[Data listing]

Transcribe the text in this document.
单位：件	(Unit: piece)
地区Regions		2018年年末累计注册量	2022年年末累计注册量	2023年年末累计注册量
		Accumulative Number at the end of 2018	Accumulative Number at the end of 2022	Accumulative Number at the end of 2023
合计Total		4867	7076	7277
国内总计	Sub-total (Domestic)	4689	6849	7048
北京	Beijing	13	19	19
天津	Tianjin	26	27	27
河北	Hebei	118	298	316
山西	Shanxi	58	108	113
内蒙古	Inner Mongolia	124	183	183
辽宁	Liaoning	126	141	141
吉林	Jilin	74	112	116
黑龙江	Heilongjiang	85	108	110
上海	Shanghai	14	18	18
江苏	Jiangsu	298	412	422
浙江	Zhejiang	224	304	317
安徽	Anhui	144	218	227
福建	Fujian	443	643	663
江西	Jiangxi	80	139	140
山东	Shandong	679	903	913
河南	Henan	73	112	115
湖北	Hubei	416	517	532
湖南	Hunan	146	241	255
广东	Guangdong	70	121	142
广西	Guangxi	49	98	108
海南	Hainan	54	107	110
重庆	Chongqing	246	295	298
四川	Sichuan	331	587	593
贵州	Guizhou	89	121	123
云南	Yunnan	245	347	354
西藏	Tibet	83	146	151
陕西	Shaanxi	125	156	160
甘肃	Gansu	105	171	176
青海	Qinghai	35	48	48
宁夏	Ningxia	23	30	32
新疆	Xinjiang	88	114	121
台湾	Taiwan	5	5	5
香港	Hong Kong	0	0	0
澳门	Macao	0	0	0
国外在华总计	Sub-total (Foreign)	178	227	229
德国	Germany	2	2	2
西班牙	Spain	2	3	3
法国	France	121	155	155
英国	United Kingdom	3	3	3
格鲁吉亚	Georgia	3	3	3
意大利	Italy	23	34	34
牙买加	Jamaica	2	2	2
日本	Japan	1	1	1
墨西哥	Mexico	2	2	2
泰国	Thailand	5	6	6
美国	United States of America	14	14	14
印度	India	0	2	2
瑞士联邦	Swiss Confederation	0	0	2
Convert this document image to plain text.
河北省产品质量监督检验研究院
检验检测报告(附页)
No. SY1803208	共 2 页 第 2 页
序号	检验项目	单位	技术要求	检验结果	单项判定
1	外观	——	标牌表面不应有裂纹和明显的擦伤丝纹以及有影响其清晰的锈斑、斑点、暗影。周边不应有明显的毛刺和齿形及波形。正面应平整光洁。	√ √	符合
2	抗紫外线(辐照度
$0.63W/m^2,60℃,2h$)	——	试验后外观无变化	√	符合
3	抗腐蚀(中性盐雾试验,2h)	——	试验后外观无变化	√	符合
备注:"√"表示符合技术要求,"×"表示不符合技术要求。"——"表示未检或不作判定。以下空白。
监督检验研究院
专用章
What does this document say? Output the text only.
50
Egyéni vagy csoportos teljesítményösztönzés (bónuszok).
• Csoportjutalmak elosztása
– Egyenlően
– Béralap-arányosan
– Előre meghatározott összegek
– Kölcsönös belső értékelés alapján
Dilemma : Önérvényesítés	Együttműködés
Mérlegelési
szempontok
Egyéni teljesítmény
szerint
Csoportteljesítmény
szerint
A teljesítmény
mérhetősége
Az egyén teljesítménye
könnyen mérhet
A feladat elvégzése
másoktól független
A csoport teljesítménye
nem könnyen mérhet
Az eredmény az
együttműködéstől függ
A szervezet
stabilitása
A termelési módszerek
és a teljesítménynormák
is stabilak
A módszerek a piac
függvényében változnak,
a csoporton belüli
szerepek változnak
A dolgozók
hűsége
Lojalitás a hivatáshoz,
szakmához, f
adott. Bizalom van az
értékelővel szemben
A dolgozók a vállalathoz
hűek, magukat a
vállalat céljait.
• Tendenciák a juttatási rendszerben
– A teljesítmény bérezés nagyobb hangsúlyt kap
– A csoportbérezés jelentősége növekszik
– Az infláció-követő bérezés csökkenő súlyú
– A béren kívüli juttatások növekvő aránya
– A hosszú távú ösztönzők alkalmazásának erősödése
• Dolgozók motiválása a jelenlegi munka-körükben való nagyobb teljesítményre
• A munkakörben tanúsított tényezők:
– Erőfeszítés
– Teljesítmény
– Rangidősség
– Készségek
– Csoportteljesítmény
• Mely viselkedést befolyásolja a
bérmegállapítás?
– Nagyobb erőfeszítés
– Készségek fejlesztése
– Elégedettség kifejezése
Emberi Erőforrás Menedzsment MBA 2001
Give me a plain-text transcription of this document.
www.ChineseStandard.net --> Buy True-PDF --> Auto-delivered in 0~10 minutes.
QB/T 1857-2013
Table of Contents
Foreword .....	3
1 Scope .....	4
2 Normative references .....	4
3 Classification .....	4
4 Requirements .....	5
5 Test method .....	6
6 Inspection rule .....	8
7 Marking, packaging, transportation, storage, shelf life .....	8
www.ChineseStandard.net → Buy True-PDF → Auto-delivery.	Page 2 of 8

[Written task]: Print the material verbatim, all of it.

[Final answer]:
Transcribe the text in this document.
单位：件	(Unit: piece)
地区Regions		2018年年末累计注册量	2022年年末累计注册量	2023年年末累计注册量
		Accumulative Number at the end of 2018	Accumulative Number at the end of 2022	Accumulative Number at the end of 2023
合计Total		4867	7076	7277
国内总计	Sub-total (Domestic)	4689	6849	7048
北京	Beijing	13	19	19
天津	Tianjin	26	27	27
河北	Hebei	118	298	316
山西	Shanxi	58	108	113
内蒙古	Inner Mongolia	124	183	183
辽宁	Liaoning	126	141	141
吉林	Jilin	74	112	116
黑龙江	Heilongjiang	85	108	110
上海	Shanghai	14	18	18
江苏	Jiangsu	298	412	422
浙江	Zhejiang	224	304	317
安徽	Anhui	144	218	227
福建	Fujian	443	643	663
江西	Jiangxi	80	139	140
山东	Shandong	679	903	913
河南	Henan	73	112	115
湖北	Hubei	416	517	532
湖南	Hunan	146	241	255
广东	Guangdong	70	121	142
广西	Guangxi	49	98	108
海南	Hainan	54	107	110
重庆	Chongqing	246	295	298
四川	Sichuan	331	587	593
贵州	Guizhou	89	121	123
云南	Yunnan	245	347	354
西藏	Tibet	83	146	151
陕西	Shaanxi	125	156	160
甘肃	Gansu	105	171	176
青海	Qinghai	35	48	48
宁夏	Ningxia	23	30	32
新疆	Xinjiang	88	114	121
台湾	Taiwan	5	5	5
香港	Hong Kong	0	0	0
澳门	Macao	0	0	0
国外在华总计	Sub-total (Foreign)	178	227	229
德国	Germany	2	2	2
西班牙	Spain	2	3	3
法国	France	121	155	155
英国	United Kingdom	3	3	3
格鲁吉亚	Georgia	3	3	3
意大利	Italy	23	34	34
牙买加	Jamaica	2	2	2
日本	Japan	1	1	1
墨西哥	Mexico	2	2	2
泰国	Thailand	5	6	6
美国	United States of America	14	14	14
印度	India	0	2	2
瑞士联邦	Swiss Confederation	0	0	2
Convert this document image to plain text.
河北省产品质量监督检验研究院
检验检测报告(附页)
No. SY1803208	共 2 页 第 2 页
序号	检验项目	单位	技术要求	检验结果	单项判定
1	外观	——	标牌表面不应有裂纹和明显的擦伤丝纹以及有影响其清晰的锈斑、斑点、暗影。周边不应有明显的毛刺和齿形及波形。正面应平整光洁。	√ √	符合
2	抗紫外线(辐照度
$0.63W/m^2,60℃,2h$)	——	试验后外观无变化	√	符合
3	抗腐蚀(中性盐雾试验,2h)	——	试验后外观无变化	√	符合
备注:"√"表示符合技术要求,"×"表示不符合技术要求。"——"表示未检或不作判定。以下空白。
监督检验研究院
专用章
What does this document say? Output the text only.
50
Egyéni vagy csoportos teljesítményösztönzés (bónuszok).
• Csoportjutalmak elosztása
– Egyenlően
– Béralap-arányosan
– Előre meghatározott összegek
– Kölcsönös belső értékelés alapján
Dilemma : Önérvényesítés	Együttműködés
Mérlegelési
szempontok
Egyéni teljesítmény
szerint
Csoportteljesítmény
szerint
A teljesítmény
mérhetősége
Az egyén teljesítménye
könnyen mérhet
A feladat elvégzése
másoktól független
A csoport teljesítménye
nem könnyen mérhet
Az eredmény az
együttműködéstől függ
A szervezet
stabilitása
A termelési módszerek
és a teljesítménynormák
is stabilak
A módszerek a piac
függvényében változnak,
a csoporton belüli
szerepek változnak
A dolgozók
hűsége
Lojalitás a hivatáshoz,
szakmához, f
adott. Bizalom van az
értékelővel szemben
A dolgozók a vállalathoz
hűek, magukat a
vállalat céljait.
• Tendenciák a juttatási rendszerben
– A teljesítmény bérezés nagyobb hangsúlyt kap
– A csoportbérezés jelentősége növekszik
– Az infláció-követő bérezés csökkenő súlyú
– A béren kívüli juttatások növekvő aránya
– A hosszú távú ösztönzők alkalmazásának erősödése
• Dolgozók motiválása a jelenlegi munka-körükben való nagyobb teljesítményre
• A munkakörben tanúsított tényezők:
– Erőfeszítés
– Teljesítmény
– Rangidősség
– Készségek
– Csoportteljesítmény
• Mely viselkedést befolyásolja a
bérmegállapítás?
– Nagyobb erőfeszítés
– Készségek fejlesztése
– Elégedettség kifejezése
Emberi Erőforrás Menedzsment MBA 2001
Give me a plain-text transcription of this document.
www.ChineseStandard.net --> Buy True-PDF --> Auto-delivered in 0~10 minutes.
QB/T 1857-2013
Table of Contents
Foreword .....	3
1 Scope .....	4
2 Normative references .....	4
3 Classification .....	4
4 Requirements .....	5
5 Test method .....	6
6 Inspection rule .....	8
7 Marking, packaging, transportation, storage, shelf life .....	8
www.ChineseStandard.net → Buy True-PDF → Auto-delivery.	Page 2 of 8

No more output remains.